Quote the line containing "Give me the" and all lines that follow it in the listing below, exactly as written.

Records from a dataset:

--

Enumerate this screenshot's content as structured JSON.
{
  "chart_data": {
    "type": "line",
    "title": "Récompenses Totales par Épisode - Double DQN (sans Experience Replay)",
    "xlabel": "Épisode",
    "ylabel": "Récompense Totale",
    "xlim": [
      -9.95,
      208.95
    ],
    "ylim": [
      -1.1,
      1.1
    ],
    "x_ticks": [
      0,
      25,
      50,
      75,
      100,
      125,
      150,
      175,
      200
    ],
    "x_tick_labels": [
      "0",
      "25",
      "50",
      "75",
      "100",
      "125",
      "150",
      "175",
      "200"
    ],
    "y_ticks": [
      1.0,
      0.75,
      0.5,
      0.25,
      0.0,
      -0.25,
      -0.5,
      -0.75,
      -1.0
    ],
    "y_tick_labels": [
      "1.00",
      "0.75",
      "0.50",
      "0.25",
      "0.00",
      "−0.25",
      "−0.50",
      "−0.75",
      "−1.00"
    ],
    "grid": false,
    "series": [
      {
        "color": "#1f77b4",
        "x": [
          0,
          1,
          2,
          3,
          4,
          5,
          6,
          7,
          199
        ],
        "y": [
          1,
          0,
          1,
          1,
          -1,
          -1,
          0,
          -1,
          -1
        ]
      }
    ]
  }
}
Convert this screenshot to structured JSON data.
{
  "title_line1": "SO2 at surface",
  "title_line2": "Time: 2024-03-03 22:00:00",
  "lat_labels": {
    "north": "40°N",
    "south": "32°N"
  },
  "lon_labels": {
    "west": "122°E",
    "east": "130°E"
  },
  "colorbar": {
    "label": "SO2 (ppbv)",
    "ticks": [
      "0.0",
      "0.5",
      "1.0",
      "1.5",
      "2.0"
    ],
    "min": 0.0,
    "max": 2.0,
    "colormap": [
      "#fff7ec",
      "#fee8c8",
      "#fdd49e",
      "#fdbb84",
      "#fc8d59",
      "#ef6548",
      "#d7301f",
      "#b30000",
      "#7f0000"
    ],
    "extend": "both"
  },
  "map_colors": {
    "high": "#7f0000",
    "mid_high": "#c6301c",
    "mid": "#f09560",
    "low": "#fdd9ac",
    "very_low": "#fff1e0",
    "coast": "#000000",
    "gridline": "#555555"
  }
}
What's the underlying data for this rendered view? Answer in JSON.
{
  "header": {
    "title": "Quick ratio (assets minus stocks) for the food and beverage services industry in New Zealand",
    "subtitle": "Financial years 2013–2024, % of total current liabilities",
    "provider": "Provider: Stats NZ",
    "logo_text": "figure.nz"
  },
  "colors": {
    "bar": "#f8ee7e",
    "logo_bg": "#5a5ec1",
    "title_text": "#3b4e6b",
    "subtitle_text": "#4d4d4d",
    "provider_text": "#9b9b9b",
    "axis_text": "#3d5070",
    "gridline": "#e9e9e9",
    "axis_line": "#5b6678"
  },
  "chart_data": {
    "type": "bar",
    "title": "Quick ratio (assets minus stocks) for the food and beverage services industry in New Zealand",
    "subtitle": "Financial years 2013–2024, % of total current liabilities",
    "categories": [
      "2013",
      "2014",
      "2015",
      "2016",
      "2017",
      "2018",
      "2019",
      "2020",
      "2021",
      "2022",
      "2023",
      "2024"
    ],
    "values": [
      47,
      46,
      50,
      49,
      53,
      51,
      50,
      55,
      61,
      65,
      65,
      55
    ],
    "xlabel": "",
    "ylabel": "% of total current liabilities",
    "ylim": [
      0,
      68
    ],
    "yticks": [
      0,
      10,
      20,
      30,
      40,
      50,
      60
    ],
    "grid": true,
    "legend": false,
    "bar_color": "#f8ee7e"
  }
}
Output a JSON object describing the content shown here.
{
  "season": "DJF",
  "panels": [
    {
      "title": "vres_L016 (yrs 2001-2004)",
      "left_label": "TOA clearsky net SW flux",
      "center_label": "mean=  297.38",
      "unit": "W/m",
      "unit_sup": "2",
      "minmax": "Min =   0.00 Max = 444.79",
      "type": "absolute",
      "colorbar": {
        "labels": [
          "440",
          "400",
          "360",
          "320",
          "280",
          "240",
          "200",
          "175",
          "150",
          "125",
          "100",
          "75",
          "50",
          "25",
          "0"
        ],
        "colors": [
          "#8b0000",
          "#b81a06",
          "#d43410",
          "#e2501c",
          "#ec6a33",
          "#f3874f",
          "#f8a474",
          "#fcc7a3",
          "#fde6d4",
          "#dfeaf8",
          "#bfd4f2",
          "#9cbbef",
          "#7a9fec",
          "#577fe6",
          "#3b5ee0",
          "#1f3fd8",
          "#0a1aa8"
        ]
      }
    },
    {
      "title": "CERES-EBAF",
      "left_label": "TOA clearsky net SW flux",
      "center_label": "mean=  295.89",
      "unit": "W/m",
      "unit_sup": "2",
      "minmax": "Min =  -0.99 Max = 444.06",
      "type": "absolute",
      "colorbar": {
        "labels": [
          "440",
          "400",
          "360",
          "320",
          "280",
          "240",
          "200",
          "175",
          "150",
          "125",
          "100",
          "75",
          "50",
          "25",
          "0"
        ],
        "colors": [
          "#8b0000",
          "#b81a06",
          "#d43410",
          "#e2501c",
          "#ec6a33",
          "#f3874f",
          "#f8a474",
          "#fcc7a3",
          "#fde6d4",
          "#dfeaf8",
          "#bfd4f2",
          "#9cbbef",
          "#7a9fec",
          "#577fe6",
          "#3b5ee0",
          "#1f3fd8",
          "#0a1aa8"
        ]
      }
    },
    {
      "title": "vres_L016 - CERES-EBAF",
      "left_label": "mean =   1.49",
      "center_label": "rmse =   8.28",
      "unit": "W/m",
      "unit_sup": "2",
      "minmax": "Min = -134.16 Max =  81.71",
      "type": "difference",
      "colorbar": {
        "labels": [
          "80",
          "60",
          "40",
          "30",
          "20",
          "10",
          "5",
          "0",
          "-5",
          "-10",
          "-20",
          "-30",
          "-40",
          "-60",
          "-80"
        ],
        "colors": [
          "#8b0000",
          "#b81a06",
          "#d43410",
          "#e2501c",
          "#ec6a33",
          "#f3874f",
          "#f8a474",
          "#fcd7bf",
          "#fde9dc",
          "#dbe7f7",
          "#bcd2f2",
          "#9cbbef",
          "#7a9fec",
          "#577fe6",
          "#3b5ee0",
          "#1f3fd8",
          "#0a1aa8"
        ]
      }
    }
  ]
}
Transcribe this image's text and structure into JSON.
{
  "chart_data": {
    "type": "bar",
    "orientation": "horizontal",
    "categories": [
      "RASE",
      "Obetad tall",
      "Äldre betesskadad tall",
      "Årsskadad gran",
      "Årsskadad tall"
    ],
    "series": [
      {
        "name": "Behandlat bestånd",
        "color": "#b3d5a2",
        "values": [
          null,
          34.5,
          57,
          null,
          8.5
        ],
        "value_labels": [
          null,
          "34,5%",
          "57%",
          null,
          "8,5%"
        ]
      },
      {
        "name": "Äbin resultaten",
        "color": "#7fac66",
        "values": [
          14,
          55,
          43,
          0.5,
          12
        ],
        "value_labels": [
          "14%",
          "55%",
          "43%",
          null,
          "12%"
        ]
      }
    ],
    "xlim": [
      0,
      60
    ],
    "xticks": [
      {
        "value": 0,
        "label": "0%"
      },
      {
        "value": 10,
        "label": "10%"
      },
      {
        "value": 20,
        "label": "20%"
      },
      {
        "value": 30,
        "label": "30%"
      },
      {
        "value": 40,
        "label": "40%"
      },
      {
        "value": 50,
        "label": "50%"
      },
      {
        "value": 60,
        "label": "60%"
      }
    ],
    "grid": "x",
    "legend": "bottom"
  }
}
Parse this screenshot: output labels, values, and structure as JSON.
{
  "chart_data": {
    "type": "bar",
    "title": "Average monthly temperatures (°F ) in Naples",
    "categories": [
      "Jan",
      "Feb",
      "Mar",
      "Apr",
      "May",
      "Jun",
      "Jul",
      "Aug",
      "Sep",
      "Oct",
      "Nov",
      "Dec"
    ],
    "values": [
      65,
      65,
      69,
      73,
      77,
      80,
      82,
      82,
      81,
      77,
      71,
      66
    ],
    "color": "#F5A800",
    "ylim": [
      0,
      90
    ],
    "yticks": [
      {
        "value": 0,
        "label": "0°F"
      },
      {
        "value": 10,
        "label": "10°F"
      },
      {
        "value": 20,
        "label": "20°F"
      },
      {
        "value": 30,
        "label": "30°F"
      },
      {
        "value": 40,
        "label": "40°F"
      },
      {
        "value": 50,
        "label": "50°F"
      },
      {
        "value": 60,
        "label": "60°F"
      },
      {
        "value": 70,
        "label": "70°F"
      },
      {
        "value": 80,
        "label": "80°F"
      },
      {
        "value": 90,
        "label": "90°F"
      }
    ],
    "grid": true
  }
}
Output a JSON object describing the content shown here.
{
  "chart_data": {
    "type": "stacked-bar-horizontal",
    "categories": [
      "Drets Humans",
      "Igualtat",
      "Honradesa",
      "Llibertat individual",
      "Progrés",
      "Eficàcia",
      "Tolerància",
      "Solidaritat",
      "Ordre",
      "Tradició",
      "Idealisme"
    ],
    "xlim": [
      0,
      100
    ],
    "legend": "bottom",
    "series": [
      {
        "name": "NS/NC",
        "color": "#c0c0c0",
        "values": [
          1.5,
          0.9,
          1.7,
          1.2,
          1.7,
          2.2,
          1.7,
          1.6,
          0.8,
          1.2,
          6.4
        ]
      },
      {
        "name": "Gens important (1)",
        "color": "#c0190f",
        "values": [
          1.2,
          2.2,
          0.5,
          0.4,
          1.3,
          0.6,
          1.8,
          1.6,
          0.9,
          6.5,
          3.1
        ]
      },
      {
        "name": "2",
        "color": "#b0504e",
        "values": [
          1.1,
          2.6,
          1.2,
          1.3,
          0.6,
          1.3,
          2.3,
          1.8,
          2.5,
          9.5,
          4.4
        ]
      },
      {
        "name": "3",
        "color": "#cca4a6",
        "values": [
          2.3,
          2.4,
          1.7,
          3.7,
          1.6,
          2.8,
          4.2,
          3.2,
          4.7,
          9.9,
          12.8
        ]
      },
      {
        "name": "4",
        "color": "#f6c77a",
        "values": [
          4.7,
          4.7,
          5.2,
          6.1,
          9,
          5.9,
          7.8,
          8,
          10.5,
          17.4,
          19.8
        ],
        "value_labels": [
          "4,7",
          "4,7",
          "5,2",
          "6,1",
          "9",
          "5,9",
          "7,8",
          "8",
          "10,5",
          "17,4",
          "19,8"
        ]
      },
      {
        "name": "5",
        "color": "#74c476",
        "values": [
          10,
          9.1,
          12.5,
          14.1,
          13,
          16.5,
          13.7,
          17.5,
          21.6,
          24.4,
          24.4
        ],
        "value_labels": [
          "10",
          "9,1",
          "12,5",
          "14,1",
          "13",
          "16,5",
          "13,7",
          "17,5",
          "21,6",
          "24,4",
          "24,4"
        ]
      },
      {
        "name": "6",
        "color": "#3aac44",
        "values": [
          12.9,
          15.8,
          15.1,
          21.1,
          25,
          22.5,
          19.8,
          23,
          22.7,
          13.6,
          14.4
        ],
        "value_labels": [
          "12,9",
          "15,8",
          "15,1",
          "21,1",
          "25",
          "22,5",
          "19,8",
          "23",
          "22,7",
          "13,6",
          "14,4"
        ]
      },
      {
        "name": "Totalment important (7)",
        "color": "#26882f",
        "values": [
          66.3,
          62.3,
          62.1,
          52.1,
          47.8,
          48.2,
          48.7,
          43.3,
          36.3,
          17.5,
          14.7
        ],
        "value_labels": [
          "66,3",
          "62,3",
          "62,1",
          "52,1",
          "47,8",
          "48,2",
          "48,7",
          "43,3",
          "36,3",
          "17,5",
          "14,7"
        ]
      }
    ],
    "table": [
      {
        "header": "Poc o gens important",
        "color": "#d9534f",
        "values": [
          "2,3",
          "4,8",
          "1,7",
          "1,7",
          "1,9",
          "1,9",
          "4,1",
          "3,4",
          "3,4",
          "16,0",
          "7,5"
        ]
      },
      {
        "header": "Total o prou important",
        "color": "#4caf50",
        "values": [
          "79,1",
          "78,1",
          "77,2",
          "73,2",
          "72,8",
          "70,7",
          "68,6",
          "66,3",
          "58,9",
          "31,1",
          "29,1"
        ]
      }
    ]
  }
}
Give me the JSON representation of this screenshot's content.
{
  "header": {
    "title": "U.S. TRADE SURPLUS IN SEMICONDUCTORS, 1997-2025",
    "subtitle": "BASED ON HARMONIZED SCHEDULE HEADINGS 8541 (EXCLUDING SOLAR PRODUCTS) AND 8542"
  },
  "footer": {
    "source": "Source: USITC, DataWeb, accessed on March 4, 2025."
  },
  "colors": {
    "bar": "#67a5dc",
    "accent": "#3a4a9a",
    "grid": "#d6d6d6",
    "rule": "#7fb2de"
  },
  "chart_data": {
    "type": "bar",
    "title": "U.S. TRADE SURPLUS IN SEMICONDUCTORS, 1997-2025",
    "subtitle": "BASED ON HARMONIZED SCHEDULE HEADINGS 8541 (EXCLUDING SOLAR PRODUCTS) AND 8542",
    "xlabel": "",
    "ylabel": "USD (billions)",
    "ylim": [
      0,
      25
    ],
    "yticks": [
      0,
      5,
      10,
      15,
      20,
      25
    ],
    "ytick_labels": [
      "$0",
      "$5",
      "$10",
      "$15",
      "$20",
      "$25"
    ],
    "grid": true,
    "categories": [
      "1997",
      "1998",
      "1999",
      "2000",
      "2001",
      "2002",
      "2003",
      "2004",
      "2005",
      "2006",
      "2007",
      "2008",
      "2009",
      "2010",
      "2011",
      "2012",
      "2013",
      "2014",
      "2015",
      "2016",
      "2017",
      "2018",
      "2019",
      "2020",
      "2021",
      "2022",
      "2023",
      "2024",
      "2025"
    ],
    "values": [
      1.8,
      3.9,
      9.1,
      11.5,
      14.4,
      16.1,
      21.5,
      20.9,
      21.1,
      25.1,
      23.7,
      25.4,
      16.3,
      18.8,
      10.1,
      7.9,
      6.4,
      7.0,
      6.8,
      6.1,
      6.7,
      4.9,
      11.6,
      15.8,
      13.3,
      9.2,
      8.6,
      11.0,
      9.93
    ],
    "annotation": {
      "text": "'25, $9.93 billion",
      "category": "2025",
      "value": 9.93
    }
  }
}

--

§ **Response to this exercise**:
Give me the JSON representation of this screenshot's content.
{
  "header": {
    "title": "U.S. TRADE SURPLUS IN SEMICONDUCTORS, 1997-2025",
    "subtitle": "BASED ON HARMONIZED SCHEDULE HEADINGS 8541 (EXCLUDING SOLAR PRODUCTS) AND 8542"
  },
  "footer": {
    "source": "Source: USITC, DataWeb, accessed on March 4, 2025."
  },
  "colors": {
    "bar": "#67a5dc",
    "accent": "#3a4a9a",
    "grid": "#d6d6d6",
    "rule": "#7fb2de"
  },
  "chart_data": {
    "type": "bar",
    "title": "U.S. TRADE SURPLUS IN SEMICONDUCTORS, 1997-2025",
    "subtitle": "BASED ON HARMONIZED SCHEDULE HEADINGS 8541 (EXCLUDING SOLAR PRODUCTS) AND 8542",
    "xlabel": "",
    "ylabel": "USD (billions)",
    "ylim": [
      0,
      25
    ],
    "yticks": [
      0,
      5,
      10,
      15,
      20,
      25
    ],
    "ytick_labels": [
      "$0",
      "$5",
      "$10",
      "$15",
      "$20",
      "$25"
    ],
    "grid": true,
    "categories": [
      "1997",
      "1998",
      "1999",
      "2000",
      "2001",
      "2002",
      "2003",
      "2004",
      "2005",
      "2006",
      "2007",
      "2008",
      "2009",
      "2010",
      "2011",
      "2012",
      "2013",
      "2014",
      "2015",
      "2016",
      "2017",
      "2018",
      "2019",
      "2020",
      "2021",
      "2022",
      "2023",
      "2024",
      "2025"
    ],
    "values": [
      1.8,
      3.9,
      9.1,
      11.5,
      14.4,
      16.1,
      21.5,
      20.9,
      21.1,
      25.1,
      23.7,
      25.4,
      16.3,
      18.8,
      10.1,
      7.9,
      6.4,
      7.0,
      6.8,
      6.1,
      6.7,
      4.9,
      11.6,
      15.8,
      13.3,
      9.2,
      8.6,
      11.0,
      9.93
    ],
    "annotation": {
      "text": "'25, $9.93 billion",
      "category": "2025",
      "value": 9.93
    }
  }
}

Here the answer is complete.